§ AIM OF THE TASK:
Find each line that has the string "height" and give the total, with nothing else.

§ RECORDS FOR PROCESSING:

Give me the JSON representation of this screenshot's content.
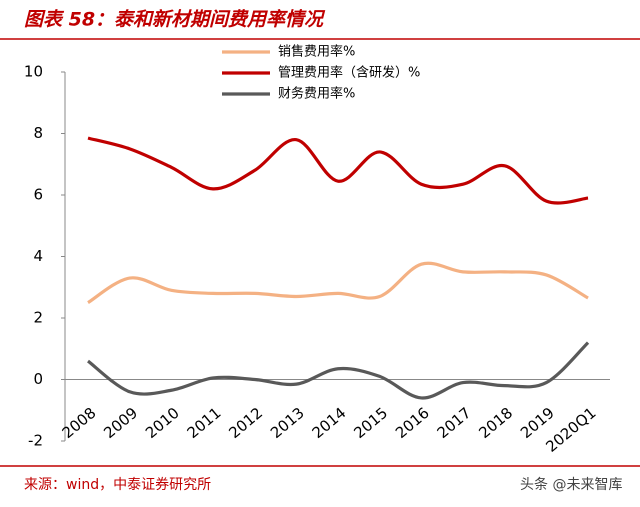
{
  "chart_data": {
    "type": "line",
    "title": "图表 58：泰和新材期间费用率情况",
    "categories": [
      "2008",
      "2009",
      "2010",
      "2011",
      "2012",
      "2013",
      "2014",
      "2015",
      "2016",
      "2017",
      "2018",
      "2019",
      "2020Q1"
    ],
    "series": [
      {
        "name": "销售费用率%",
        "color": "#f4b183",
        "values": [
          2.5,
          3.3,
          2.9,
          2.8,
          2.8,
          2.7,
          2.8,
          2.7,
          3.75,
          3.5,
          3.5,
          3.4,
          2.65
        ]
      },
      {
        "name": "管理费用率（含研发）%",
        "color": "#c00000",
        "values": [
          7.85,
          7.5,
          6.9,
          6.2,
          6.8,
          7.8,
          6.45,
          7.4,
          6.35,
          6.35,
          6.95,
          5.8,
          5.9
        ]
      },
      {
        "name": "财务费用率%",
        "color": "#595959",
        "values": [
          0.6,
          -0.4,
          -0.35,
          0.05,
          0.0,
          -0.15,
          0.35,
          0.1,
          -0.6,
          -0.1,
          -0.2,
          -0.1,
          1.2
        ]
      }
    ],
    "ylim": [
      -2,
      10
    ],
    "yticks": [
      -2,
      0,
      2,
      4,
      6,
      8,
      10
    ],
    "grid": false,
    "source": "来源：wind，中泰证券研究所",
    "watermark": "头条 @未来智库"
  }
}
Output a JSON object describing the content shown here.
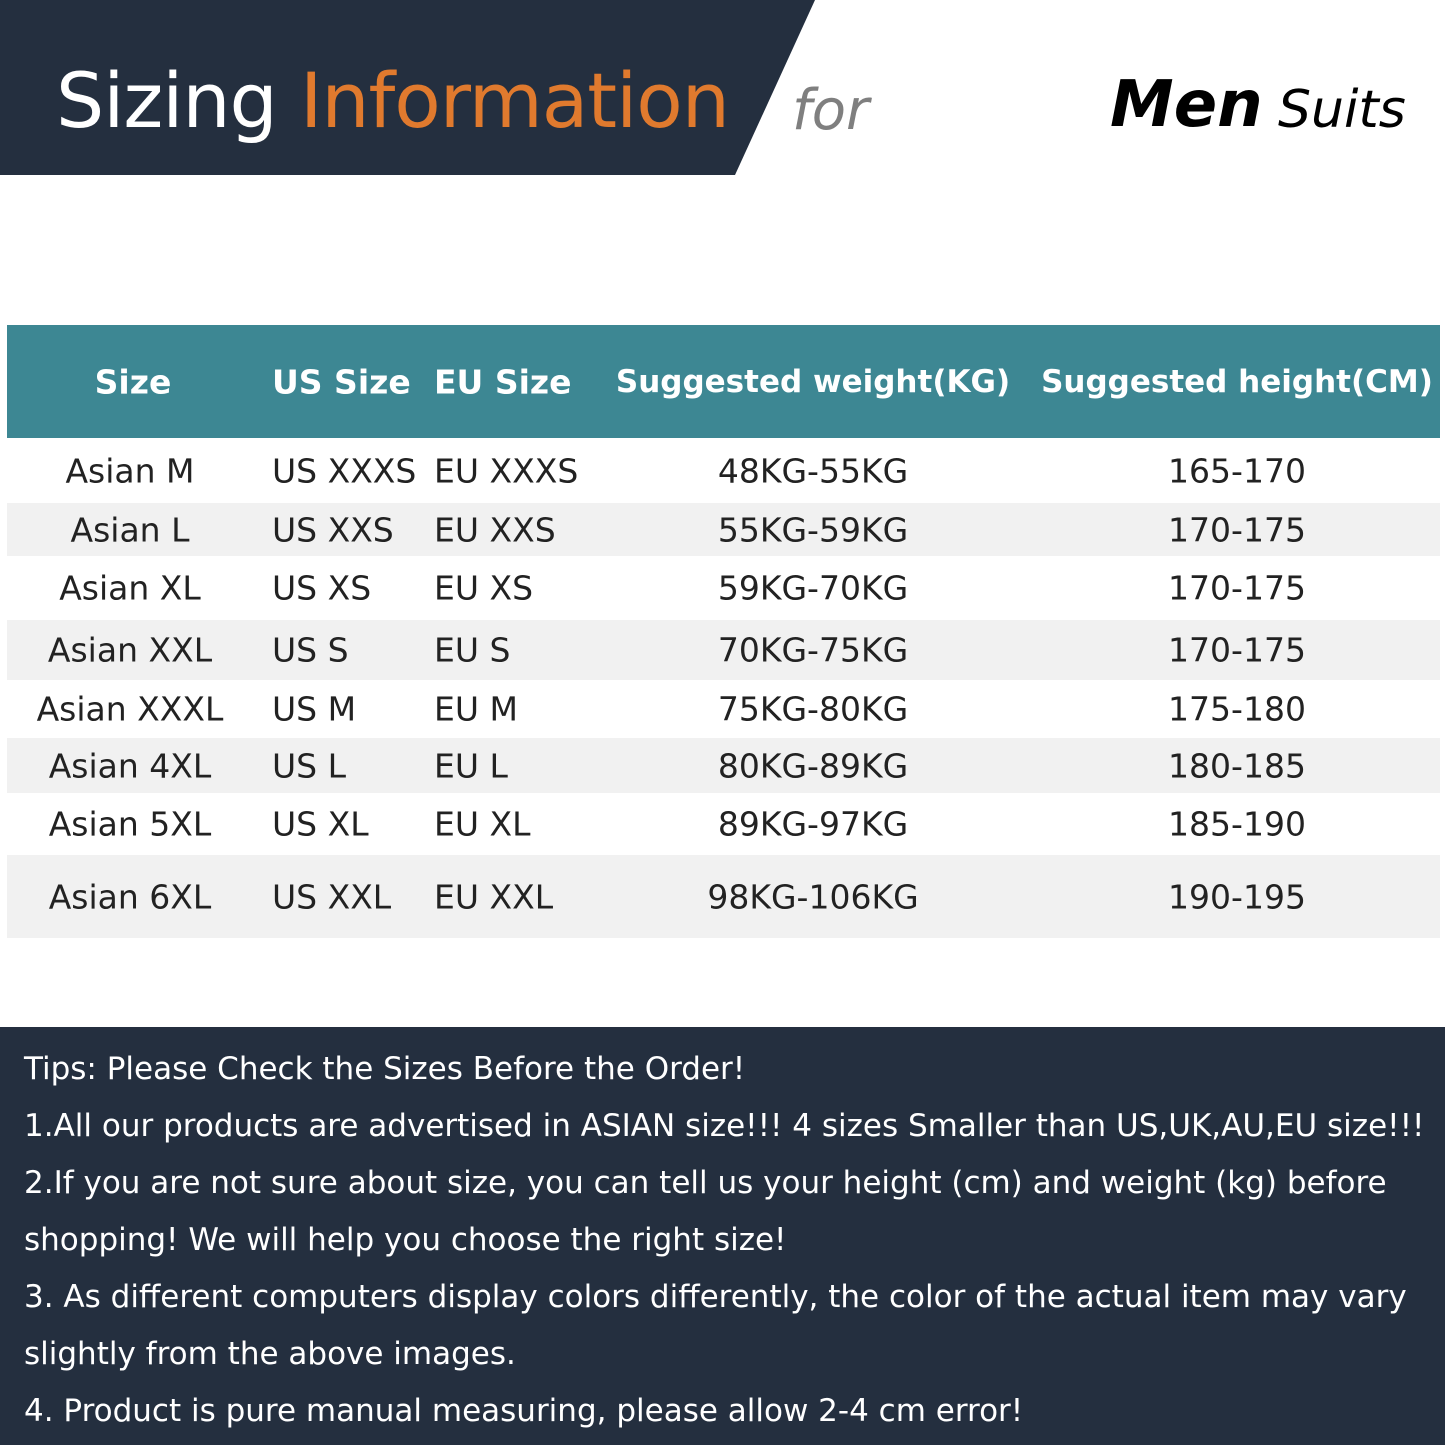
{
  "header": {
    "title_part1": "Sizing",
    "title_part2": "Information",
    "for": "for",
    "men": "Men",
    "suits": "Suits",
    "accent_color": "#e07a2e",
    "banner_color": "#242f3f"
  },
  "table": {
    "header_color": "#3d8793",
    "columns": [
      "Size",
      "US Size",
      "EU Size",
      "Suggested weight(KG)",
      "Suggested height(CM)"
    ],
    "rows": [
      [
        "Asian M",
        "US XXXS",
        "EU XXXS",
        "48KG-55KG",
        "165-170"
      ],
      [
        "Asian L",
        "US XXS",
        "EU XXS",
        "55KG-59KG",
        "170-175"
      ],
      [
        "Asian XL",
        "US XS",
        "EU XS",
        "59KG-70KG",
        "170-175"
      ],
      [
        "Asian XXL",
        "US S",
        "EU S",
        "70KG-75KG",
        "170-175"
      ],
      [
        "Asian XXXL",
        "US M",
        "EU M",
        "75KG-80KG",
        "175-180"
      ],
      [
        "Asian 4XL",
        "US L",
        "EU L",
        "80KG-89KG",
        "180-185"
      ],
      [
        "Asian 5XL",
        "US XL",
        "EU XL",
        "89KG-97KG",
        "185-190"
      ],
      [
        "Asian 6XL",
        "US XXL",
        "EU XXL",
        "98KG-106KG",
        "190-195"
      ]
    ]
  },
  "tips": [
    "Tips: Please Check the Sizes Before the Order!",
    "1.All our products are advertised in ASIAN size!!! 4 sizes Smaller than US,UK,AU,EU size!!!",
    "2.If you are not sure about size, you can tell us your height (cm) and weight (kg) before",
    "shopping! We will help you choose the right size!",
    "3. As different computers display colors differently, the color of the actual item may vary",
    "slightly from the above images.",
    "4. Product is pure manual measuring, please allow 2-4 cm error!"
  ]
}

* * *

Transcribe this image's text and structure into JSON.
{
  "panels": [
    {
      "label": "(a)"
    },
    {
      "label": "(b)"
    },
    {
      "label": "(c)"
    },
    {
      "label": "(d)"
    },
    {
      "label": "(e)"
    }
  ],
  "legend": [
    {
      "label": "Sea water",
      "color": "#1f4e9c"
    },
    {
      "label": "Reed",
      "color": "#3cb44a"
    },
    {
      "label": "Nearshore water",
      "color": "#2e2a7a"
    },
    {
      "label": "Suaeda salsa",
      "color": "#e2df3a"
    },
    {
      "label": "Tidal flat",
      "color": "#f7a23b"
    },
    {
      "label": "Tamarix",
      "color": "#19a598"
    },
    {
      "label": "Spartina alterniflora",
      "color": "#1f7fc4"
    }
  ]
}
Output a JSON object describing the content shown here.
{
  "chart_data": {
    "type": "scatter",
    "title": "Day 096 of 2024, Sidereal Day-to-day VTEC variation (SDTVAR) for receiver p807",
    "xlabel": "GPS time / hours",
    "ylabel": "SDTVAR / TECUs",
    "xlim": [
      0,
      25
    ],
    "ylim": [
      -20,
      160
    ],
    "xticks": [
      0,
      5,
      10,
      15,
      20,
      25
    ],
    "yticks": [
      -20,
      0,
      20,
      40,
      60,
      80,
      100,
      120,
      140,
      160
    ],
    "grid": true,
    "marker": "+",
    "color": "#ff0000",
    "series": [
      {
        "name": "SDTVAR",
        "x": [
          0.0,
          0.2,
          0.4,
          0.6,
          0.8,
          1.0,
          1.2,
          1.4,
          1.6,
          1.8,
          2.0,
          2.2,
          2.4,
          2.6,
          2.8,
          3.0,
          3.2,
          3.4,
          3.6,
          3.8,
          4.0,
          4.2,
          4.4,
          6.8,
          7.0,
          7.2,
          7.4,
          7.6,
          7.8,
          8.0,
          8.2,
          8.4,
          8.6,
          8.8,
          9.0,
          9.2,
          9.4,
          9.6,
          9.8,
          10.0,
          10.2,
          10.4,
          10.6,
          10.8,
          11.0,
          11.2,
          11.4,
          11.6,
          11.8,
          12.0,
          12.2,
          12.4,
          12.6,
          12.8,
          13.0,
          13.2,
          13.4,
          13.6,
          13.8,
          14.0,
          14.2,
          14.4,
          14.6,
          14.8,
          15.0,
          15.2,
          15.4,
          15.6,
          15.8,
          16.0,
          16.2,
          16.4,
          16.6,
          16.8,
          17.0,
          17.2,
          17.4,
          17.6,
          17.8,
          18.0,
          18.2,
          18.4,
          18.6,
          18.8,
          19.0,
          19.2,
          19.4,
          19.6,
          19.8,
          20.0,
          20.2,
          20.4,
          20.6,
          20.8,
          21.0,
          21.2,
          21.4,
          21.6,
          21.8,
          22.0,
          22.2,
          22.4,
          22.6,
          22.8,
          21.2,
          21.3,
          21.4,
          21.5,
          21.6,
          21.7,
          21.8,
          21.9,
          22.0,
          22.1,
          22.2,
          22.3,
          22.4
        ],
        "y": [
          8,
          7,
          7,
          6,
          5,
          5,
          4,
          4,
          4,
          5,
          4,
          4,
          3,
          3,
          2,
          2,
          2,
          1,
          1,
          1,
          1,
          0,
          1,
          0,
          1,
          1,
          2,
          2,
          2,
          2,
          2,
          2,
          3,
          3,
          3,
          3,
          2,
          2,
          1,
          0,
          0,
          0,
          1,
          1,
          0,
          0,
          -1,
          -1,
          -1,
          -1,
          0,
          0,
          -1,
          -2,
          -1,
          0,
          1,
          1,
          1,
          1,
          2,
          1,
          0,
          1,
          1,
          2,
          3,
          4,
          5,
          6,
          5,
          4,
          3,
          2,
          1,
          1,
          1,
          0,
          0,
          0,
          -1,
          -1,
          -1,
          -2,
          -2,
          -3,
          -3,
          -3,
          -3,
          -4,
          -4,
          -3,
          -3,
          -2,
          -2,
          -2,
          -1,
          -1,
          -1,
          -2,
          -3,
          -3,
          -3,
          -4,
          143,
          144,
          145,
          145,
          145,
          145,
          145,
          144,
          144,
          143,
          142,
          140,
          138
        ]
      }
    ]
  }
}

§ THE COMPLETED TASK:
2